## WHAT THE EXERCISE ASKS
Below are records; work out how many of their lines hold the string "crescita" and give that number alone.

# START OF EXTRACTED ENTRIES

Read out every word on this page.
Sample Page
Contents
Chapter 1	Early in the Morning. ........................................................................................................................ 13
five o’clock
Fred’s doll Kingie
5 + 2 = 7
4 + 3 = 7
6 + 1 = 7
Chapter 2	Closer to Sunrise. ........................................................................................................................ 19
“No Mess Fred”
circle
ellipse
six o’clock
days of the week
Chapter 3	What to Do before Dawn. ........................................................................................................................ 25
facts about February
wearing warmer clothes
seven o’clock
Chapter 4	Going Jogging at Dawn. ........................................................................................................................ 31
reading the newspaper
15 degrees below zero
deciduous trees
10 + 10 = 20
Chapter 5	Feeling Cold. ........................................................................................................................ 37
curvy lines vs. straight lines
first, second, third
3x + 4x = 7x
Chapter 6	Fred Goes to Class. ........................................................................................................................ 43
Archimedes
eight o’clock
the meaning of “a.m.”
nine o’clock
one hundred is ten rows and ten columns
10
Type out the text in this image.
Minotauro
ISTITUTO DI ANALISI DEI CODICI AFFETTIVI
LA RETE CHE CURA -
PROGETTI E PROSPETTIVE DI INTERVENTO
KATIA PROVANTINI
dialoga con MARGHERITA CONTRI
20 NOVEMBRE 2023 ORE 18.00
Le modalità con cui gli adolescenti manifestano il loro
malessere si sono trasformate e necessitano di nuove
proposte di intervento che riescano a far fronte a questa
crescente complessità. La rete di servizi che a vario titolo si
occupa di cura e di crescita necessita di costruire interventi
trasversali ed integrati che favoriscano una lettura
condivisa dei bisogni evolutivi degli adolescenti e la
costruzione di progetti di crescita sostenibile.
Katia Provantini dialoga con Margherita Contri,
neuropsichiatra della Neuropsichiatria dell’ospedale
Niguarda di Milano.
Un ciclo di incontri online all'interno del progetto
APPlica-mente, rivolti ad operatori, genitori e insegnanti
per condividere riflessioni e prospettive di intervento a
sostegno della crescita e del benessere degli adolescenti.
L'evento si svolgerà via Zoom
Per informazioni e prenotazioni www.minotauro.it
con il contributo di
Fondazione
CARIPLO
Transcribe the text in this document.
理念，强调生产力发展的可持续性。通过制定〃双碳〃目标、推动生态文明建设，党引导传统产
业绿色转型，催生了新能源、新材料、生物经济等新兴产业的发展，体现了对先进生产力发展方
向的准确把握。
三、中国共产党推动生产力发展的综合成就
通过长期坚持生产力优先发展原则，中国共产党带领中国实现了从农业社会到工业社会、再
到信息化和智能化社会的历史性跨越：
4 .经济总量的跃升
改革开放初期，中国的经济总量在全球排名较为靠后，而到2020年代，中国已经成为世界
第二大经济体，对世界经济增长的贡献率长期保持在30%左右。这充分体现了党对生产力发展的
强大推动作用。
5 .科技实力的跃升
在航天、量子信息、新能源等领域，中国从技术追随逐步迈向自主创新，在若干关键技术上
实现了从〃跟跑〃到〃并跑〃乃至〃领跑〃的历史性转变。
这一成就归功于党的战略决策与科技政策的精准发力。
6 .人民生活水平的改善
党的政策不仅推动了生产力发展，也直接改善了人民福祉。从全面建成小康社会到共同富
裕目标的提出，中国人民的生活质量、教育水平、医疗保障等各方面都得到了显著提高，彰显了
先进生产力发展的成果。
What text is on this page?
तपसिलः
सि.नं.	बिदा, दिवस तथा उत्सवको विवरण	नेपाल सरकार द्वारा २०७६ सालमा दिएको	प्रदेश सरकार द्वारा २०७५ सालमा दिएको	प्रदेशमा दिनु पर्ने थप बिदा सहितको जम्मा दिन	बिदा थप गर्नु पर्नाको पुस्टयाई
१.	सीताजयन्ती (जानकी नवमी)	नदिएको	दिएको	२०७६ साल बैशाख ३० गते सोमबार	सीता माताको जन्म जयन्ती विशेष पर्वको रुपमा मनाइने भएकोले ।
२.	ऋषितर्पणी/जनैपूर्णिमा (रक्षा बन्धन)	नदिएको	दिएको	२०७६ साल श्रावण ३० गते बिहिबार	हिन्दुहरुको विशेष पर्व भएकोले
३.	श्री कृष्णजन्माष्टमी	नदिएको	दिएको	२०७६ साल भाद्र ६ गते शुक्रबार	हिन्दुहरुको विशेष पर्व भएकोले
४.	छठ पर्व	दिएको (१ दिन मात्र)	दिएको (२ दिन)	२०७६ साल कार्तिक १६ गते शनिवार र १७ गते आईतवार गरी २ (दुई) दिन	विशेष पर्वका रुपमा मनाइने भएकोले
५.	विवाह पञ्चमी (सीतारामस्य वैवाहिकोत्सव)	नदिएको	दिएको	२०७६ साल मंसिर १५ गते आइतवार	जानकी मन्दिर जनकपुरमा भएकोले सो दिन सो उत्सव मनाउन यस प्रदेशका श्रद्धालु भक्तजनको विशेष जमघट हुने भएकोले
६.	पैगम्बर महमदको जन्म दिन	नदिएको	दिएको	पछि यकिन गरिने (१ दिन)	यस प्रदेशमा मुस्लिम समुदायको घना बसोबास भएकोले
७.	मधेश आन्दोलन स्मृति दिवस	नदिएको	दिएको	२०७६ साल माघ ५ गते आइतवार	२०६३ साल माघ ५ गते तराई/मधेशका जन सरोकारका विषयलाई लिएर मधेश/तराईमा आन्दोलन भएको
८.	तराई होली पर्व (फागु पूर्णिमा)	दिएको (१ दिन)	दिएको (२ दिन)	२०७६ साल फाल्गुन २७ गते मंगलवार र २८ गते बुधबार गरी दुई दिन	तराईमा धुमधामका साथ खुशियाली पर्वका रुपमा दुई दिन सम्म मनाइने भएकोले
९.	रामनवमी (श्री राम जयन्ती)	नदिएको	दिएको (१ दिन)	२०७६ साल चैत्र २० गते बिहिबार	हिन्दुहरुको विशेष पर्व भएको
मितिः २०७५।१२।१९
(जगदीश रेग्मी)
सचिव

# END OF EXTRACTED ENTRIES

## COMPLETE ANSWER
3